Data entries:

•••

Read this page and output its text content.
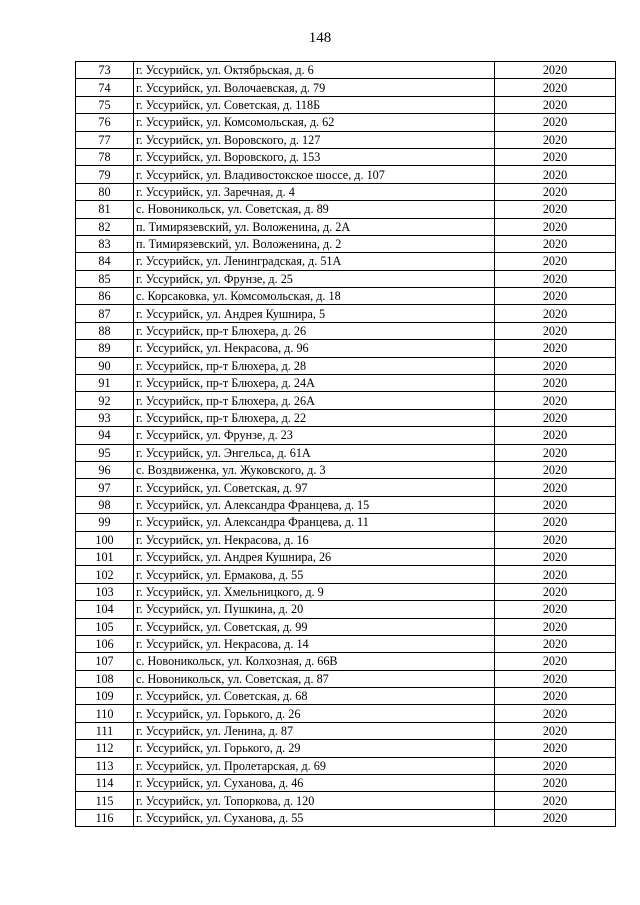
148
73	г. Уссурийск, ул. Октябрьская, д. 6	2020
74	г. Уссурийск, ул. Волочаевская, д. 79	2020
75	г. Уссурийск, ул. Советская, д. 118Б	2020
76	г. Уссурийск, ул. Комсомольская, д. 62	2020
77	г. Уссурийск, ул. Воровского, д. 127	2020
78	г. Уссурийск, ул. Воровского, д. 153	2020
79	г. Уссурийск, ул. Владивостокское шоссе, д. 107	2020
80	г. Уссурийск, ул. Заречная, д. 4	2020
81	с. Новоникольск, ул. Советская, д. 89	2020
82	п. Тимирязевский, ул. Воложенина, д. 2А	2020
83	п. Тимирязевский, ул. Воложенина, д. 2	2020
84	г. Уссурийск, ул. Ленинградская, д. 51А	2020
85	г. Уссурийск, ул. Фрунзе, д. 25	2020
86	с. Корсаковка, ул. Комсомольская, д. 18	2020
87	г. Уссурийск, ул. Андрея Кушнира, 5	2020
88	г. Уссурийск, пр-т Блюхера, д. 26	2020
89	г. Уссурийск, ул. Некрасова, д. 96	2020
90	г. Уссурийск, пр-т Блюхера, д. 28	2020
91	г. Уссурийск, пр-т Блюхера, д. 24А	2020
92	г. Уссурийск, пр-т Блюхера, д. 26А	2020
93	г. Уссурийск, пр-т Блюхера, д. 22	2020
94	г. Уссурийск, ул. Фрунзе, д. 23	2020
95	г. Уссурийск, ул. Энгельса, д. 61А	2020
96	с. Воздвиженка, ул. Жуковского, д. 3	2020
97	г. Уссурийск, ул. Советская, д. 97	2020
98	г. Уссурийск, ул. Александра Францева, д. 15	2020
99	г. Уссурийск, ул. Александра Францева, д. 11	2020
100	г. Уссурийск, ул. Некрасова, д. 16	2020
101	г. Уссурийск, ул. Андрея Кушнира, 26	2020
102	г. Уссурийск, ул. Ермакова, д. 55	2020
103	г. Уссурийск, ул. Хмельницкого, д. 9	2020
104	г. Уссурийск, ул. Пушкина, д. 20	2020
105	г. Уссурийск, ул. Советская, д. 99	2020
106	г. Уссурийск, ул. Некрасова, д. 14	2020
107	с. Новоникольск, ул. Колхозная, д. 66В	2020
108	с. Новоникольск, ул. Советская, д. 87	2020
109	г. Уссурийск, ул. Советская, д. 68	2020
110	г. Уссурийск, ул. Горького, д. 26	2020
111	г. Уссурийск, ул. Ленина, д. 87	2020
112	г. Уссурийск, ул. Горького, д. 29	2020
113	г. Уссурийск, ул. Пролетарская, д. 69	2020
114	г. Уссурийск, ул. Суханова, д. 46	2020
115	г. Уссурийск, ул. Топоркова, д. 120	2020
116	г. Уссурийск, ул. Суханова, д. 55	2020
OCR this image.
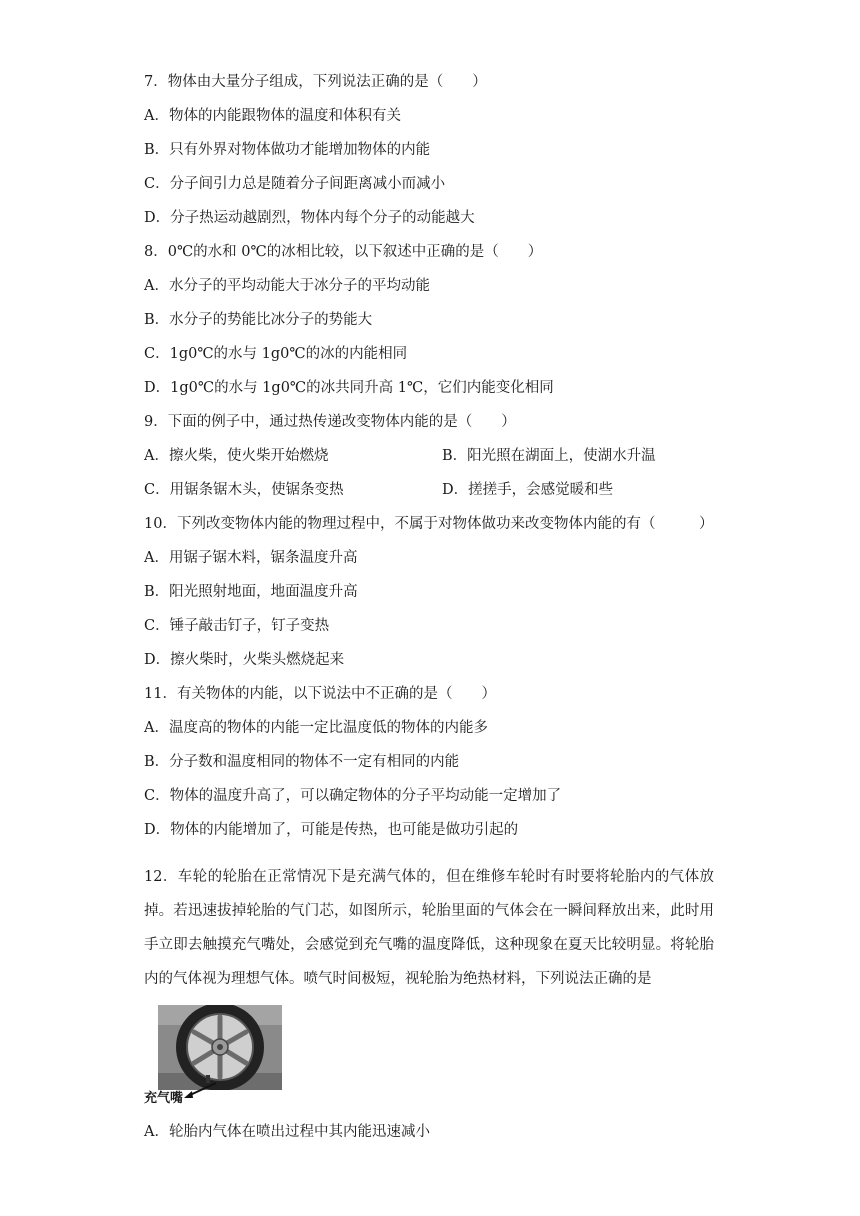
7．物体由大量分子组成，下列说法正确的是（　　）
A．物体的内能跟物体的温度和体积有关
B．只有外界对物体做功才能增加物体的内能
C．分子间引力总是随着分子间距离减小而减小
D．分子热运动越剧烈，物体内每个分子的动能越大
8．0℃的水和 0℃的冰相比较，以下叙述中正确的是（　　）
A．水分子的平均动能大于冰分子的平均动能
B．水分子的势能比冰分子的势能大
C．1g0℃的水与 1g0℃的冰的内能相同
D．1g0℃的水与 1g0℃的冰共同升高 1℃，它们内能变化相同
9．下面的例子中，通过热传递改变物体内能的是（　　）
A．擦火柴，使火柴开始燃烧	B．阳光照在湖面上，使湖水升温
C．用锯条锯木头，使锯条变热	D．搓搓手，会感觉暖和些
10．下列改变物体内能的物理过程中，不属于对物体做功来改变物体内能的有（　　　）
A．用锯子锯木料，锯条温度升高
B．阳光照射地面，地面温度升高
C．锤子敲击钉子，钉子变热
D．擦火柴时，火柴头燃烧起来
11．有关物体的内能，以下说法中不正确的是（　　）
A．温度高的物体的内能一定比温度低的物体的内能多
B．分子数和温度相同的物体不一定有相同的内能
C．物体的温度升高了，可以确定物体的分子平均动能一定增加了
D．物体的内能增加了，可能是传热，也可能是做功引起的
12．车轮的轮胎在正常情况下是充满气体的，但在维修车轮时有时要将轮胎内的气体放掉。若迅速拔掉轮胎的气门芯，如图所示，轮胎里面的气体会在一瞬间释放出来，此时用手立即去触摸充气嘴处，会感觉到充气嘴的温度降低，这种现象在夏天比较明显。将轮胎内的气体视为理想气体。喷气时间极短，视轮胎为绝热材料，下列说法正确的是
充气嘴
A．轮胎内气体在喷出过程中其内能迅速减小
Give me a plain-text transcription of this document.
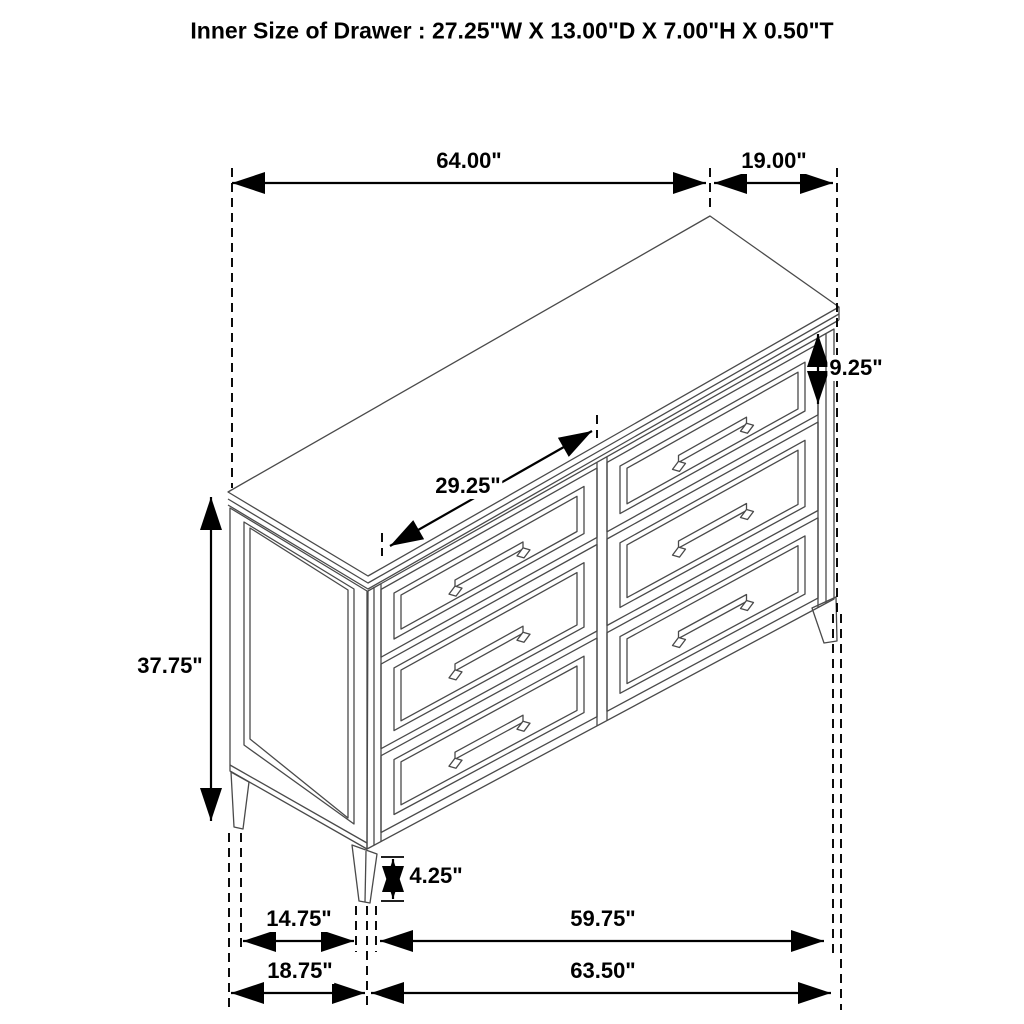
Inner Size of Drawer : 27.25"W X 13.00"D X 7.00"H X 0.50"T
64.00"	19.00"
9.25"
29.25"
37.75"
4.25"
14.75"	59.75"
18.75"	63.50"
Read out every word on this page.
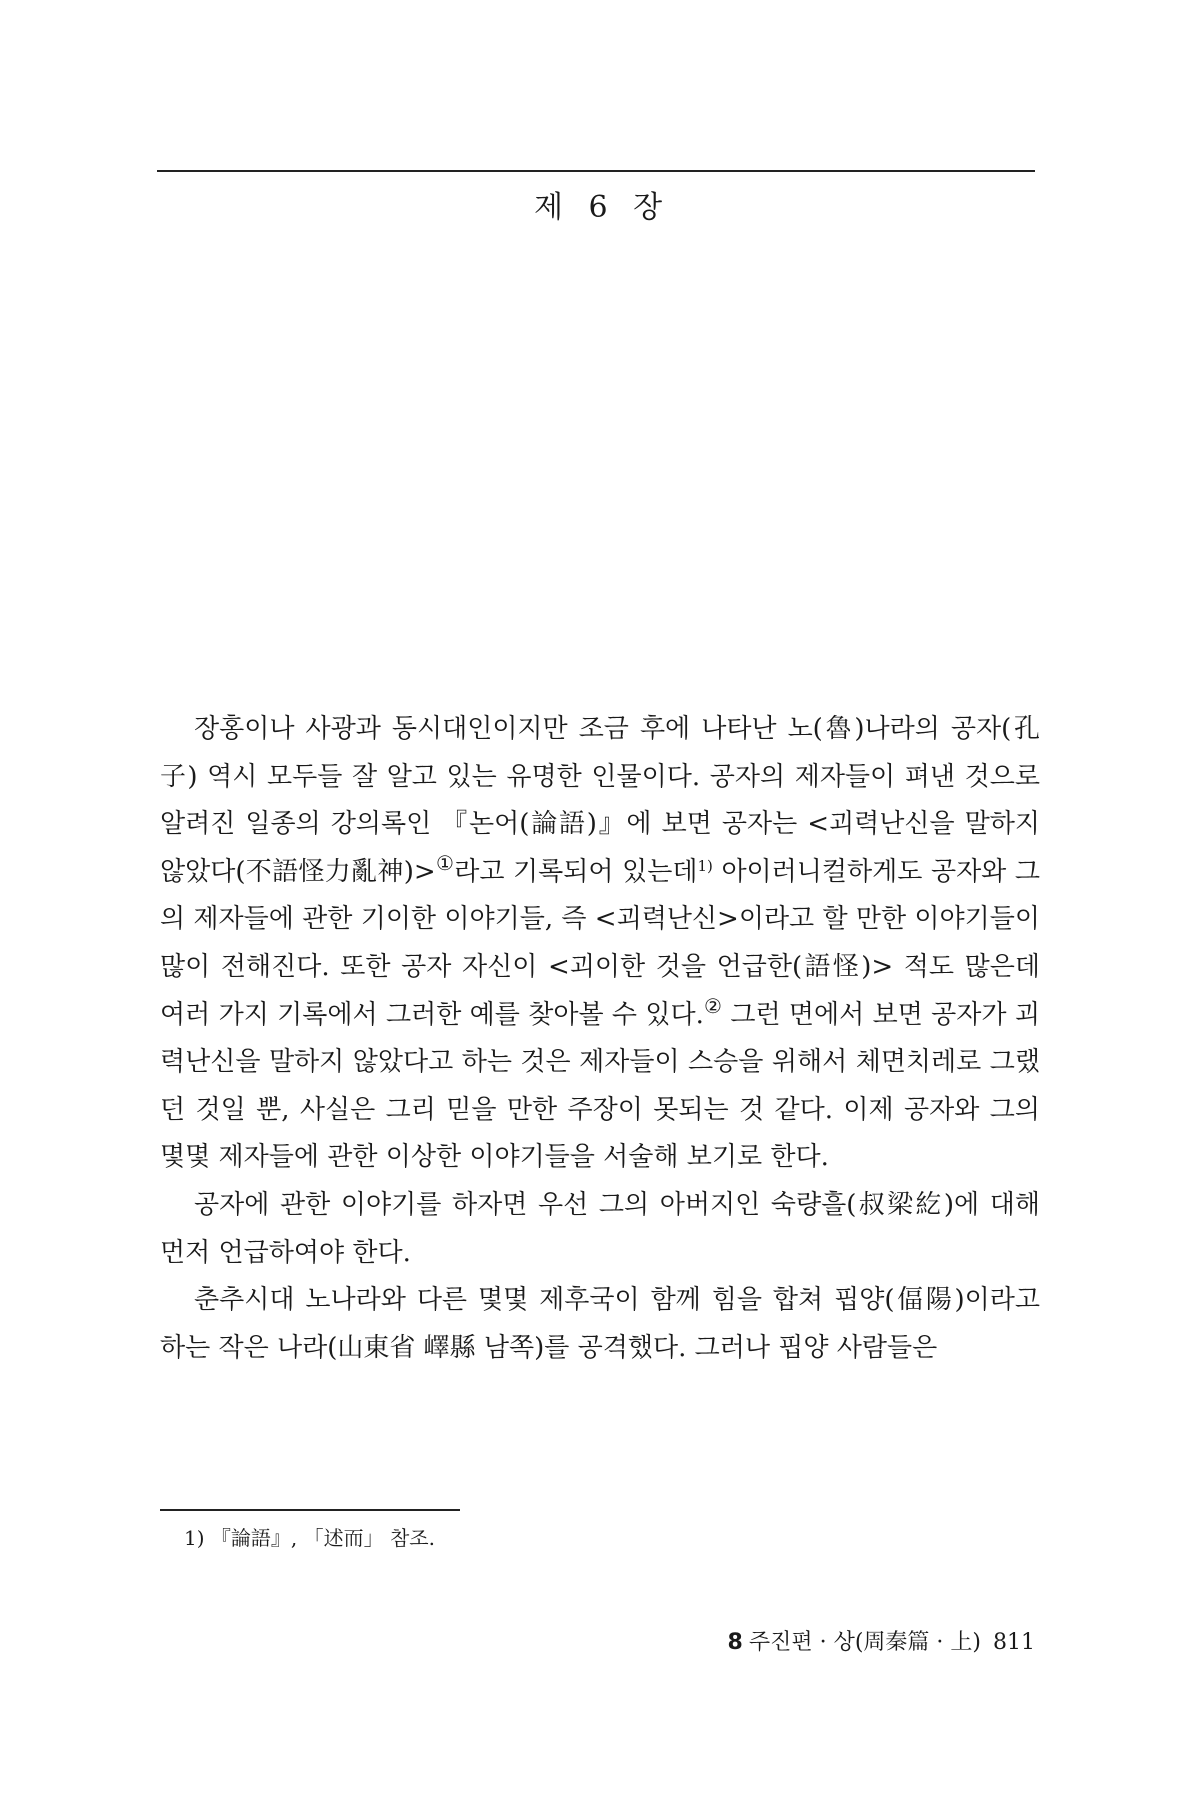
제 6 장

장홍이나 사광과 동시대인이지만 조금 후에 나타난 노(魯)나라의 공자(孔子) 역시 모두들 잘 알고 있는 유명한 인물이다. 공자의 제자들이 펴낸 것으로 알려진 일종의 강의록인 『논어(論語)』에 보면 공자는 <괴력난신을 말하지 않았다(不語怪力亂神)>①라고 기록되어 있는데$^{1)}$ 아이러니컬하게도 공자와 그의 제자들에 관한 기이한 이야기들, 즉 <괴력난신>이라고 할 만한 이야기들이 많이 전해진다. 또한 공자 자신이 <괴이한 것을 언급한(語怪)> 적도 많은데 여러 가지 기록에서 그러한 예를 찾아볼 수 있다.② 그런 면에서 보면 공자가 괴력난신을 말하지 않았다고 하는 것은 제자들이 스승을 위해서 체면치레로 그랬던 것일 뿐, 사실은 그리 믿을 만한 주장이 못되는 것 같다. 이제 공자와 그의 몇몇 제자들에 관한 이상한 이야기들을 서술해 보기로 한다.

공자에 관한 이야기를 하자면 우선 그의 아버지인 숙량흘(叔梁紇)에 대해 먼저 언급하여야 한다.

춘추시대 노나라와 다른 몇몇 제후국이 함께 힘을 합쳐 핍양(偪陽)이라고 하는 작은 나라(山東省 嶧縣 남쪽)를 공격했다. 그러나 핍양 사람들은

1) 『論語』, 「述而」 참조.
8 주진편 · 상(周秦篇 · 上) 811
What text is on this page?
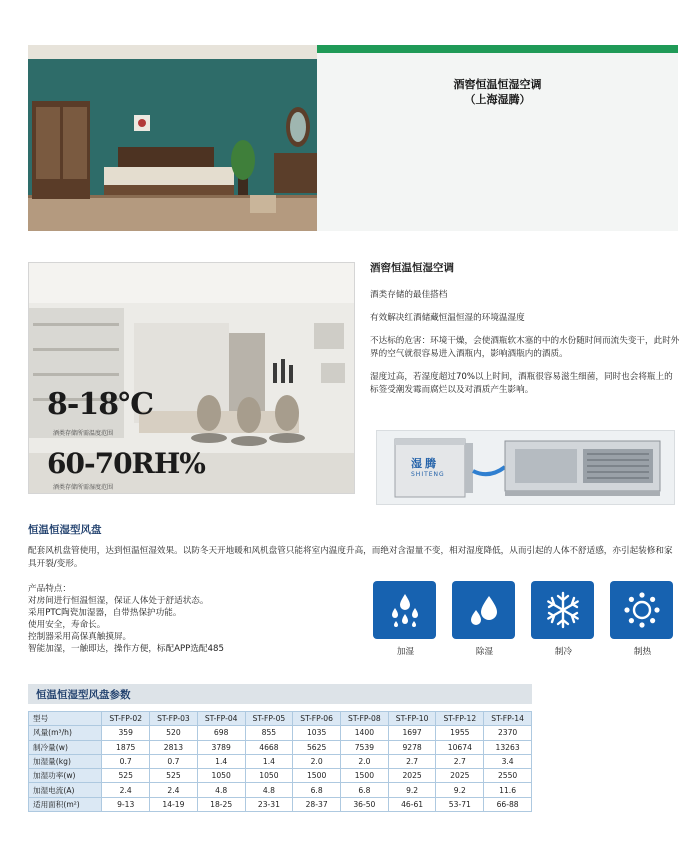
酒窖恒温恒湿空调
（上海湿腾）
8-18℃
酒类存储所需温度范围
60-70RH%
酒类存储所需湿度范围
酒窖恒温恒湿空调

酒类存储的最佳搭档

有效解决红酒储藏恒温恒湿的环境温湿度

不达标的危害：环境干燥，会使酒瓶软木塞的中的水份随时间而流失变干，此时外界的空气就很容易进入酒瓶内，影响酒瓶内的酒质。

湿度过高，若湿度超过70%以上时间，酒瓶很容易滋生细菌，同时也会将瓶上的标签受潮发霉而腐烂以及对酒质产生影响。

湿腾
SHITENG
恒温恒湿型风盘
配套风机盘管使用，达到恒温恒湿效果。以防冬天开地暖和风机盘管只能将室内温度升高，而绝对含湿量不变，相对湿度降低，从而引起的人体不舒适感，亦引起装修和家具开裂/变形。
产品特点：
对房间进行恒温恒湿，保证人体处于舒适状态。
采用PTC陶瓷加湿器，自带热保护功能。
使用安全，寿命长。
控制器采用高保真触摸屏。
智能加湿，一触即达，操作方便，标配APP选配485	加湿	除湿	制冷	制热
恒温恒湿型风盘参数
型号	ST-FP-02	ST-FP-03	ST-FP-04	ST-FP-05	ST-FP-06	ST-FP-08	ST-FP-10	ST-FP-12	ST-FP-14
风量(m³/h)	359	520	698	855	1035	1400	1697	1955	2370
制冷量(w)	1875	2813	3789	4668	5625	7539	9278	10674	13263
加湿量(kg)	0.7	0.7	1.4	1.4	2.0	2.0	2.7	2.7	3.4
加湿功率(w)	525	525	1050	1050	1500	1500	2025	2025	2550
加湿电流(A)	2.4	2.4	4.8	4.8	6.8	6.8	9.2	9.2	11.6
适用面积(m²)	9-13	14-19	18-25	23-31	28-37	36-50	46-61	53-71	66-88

•••

Written request: In the records above, find the lines containing "Некрасова" and copy them.

Response below:
89	г. Уссурийск, ул. Некрасова, д. 96	2020
100	г. Уссурийск, ул. Некрасова, д. 16	2020
106	г. Уссурийск, ул. Некрасова, д. 14	2020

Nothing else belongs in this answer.